Provided data:
## begin

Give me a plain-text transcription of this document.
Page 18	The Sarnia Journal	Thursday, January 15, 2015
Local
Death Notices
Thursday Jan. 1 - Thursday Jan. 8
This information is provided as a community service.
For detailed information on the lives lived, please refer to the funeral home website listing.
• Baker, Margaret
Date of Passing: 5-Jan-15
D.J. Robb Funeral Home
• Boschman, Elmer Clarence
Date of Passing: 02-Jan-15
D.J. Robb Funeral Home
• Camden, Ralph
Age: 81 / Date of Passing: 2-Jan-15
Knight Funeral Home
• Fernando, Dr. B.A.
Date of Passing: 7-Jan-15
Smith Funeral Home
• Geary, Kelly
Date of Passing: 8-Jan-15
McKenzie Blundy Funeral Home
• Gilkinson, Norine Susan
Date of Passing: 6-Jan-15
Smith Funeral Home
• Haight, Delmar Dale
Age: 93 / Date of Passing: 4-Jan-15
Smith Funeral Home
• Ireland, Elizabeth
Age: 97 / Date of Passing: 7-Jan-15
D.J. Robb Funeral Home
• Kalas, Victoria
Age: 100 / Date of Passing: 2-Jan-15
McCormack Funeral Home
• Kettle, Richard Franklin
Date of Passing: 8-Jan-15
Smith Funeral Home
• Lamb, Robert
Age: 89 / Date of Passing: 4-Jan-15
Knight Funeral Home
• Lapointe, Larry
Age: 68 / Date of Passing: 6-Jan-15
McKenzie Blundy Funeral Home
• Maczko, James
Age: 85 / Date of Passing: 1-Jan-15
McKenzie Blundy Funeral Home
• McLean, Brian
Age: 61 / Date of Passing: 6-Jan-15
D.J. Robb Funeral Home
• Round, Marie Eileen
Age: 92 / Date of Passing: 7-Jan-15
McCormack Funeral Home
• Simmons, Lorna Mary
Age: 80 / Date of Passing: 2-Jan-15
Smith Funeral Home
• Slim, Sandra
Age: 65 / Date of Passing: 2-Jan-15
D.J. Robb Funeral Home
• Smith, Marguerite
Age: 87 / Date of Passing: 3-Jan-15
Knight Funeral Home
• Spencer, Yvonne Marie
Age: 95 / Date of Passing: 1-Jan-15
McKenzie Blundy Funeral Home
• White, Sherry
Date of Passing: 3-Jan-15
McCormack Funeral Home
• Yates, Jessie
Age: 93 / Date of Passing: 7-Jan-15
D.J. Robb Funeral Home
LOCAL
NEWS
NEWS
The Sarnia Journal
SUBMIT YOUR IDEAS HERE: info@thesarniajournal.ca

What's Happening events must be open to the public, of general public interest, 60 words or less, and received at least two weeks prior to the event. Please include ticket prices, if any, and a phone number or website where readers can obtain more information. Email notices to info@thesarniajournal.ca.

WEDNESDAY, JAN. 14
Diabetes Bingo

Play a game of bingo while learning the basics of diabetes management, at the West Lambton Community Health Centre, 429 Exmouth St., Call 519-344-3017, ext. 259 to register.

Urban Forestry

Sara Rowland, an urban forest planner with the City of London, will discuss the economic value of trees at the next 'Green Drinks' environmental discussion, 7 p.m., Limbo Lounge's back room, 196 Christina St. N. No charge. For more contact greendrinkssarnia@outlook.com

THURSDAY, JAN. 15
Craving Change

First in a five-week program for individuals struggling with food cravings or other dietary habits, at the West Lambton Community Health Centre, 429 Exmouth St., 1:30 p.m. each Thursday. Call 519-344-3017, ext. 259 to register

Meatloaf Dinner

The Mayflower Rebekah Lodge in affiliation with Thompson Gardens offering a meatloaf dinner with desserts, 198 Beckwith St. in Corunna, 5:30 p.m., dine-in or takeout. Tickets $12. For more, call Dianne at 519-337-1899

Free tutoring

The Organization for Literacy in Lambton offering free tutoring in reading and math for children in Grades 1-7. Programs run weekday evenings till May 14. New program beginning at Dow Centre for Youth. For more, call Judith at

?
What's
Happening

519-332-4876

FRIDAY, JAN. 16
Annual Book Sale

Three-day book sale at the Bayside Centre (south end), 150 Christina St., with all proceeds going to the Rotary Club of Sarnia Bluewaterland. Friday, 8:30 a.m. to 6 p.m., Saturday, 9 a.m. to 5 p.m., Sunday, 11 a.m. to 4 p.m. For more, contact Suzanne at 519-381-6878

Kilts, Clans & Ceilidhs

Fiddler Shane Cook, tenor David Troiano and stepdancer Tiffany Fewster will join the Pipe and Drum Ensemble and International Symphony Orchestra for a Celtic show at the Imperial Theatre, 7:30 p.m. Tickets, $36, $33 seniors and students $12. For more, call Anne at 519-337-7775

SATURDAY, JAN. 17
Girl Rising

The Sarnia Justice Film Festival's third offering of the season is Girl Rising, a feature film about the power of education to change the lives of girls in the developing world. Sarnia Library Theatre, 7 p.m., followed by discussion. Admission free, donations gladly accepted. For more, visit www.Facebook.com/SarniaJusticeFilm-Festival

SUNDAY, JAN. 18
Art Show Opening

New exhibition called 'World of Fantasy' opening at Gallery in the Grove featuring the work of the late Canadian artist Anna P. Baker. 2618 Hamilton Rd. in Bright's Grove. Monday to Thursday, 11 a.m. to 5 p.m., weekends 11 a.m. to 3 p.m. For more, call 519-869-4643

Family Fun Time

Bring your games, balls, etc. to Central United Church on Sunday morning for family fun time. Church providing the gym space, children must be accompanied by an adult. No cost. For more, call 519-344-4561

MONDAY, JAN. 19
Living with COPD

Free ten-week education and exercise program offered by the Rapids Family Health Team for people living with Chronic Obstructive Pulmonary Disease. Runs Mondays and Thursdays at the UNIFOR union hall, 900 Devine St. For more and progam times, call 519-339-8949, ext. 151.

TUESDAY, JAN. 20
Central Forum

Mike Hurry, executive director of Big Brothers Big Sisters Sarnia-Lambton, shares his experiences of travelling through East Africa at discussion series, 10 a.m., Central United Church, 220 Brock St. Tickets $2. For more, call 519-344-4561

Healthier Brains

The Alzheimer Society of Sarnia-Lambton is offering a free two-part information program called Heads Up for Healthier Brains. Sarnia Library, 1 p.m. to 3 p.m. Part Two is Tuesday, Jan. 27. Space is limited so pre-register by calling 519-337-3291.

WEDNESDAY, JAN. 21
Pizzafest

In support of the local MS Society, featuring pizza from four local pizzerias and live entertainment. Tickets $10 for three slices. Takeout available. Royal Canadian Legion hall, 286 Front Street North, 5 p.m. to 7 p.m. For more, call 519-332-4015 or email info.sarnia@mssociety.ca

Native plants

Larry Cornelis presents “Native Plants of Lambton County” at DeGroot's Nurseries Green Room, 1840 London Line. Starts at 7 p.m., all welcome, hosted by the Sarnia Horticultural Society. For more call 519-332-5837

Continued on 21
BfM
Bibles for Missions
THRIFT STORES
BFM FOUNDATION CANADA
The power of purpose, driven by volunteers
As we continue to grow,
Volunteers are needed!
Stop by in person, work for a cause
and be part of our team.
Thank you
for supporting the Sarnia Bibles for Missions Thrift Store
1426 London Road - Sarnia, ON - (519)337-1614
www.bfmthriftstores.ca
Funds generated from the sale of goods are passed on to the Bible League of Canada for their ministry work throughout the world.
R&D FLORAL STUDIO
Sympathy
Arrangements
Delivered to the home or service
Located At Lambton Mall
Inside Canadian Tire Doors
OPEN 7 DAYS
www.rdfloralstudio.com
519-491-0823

## end
## begin

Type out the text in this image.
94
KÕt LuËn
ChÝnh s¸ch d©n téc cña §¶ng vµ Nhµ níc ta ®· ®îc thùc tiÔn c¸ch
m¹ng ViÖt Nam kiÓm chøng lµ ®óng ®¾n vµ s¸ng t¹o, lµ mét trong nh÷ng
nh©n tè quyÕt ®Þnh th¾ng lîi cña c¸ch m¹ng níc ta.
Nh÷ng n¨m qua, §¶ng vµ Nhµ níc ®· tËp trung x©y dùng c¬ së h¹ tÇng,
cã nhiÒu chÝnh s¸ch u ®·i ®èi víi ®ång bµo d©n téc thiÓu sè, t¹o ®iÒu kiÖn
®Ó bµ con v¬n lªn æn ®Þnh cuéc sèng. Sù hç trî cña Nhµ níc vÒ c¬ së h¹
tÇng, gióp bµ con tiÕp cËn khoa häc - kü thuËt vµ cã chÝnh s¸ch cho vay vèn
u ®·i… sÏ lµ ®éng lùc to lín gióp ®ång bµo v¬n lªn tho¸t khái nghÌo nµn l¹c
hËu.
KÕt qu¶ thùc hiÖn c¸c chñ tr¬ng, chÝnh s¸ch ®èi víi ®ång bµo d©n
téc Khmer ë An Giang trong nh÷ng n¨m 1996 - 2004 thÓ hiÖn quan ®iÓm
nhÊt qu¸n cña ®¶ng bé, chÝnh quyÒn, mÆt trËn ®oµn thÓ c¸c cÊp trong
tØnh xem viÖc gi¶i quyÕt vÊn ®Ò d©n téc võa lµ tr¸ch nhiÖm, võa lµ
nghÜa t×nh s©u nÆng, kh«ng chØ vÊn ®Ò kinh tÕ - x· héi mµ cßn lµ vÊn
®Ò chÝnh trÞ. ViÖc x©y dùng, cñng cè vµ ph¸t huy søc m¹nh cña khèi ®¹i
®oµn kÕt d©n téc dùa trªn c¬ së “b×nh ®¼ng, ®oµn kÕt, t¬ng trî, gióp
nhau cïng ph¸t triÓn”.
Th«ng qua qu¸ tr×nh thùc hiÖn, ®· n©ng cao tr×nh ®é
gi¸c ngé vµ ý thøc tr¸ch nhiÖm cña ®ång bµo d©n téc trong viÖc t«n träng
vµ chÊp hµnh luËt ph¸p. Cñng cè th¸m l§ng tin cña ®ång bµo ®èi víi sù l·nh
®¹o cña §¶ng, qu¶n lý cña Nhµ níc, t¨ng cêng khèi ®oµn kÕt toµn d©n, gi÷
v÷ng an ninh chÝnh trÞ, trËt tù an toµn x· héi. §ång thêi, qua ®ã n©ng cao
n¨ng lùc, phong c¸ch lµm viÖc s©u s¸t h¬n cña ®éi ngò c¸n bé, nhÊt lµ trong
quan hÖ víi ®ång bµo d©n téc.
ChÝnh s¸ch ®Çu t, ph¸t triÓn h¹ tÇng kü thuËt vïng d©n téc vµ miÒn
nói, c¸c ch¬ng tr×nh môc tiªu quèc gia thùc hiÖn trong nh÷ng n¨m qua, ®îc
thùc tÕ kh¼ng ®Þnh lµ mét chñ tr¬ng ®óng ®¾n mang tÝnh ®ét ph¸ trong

## end

Given exercise: Reproduce each line from the records that contains the word "quan".

Solution to this problem:
téc Khmer ë An Giang trong nh÷ng n¨m 1996 - 2004 thÓ hiÖn quan ®iÓm
quan hÖ víi ®ång bµo d©n téc.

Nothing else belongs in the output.